### WHAT TO WORK ON
From the line that includes "What's the underlying" to the last line of the data, quote each line precisely; both boundary lines belong in the answer.

### SUPPLIED DATA
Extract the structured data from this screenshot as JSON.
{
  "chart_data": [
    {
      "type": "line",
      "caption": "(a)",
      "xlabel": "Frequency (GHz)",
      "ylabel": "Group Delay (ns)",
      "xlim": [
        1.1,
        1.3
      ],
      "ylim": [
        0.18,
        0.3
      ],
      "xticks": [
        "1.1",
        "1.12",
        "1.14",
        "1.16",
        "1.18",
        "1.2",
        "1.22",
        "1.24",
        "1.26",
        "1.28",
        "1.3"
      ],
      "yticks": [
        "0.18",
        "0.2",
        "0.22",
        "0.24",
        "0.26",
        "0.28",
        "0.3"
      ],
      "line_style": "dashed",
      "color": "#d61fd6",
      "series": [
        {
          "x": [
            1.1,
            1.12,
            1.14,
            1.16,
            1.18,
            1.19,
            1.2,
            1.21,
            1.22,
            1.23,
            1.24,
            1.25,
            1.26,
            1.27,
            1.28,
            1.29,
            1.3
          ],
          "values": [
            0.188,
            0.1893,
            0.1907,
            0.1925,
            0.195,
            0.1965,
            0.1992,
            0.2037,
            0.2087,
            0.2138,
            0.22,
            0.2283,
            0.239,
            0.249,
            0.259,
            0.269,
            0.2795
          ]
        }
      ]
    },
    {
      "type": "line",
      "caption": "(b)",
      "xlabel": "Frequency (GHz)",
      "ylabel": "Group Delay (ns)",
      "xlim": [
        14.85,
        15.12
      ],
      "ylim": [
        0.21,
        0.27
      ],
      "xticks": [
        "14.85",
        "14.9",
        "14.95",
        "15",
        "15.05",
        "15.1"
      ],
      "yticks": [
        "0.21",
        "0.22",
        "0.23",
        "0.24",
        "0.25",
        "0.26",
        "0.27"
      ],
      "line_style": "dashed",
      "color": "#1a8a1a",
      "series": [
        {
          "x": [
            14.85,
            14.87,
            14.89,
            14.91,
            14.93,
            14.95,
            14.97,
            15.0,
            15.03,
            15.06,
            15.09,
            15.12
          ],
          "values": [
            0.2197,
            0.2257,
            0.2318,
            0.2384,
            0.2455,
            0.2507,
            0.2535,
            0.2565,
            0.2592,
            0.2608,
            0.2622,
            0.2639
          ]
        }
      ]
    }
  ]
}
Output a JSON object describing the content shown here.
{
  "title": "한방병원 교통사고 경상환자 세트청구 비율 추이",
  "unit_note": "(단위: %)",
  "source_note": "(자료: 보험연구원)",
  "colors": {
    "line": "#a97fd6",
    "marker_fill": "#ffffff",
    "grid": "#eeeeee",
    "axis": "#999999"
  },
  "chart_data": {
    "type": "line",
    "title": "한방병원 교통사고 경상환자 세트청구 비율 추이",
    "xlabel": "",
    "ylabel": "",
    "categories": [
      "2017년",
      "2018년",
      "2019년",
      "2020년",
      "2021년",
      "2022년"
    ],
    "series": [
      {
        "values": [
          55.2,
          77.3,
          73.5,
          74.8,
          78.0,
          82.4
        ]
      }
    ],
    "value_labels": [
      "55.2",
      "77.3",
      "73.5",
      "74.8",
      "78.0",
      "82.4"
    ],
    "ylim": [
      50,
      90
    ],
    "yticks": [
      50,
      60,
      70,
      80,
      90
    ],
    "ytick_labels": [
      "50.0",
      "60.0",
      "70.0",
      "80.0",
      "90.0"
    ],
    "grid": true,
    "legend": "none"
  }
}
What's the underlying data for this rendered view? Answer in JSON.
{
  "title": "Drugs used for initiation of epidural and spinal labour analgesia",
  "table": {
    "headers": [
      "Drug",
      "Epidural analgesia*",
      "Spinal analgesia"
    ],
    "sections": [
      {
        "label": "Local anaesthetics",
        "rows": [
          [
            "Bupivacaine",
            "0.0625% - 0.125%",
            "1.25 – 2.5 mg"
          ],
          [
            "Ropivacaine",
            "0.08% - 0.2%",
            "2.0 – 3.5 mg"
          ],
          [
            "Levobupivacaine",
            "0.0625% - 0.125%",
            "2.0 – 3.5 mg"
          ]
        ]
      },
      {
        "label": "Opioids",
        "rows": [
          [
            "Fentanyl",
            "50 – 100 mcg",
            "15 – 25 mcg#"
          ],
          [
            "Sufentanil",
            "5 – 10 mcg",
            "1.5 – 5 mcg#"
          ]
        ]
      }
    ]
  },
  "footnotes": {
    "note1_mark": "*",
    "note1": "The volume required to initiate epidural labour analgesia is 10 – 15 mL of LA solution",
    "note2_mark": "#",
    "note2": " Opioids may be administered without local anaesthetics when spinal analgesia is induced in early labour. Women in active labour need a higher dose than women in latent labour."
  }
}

### CORRECT ANSWER
What's the underlying data for this rendered view? Answer in JSON.
{
  "title": "Drugs used for initiation of epidural and spinal labour analgesia",
  "table": {
    "headers": [
      "Drug",
      "Epidural analgesia*",
      "Spinal analgesia"
    ],
    "sections": [
      {
        "label": "Local anaesthetics",
        "rows": [
          [
            "Bupivacaine",
            "0.0625% - 0.125%",
            "1.25 – 2.5 mg"
          ],
          [
            "Ropivacaine",
            "0.08% - 0.2%",
            "2.0 – 3.5 mg"
          ],
          [
            "Levobupivacaine",
            "0.0625% - 0.125%",
            "2.0 – 3.5 mg"
          ]
        ]
      },
      {
        "label": "Opioids",
        "rows": [
          [
            "Fentanyl",
            "50 – 100 mcg",
            "15 – 25 mcg#"
          ],
          [
            "Sufentanil",
            "5 – 10 mcg",
            "1.5 – 5 mcg#"
          ]
        ]
      }
    ]
  },
  "footnotes": {
    "note1_mark": "*",
    "note1": "The volume required to initiate epidural labour analgesia is 10 – 15 mL of LA solution",
    "note2_mark": "#",
    "note2": " Opioids may be administered without local anaesthetics when spinal analgesia is induced in early labour. Women in active labour need a higher dose than women in latent labour."
  }
}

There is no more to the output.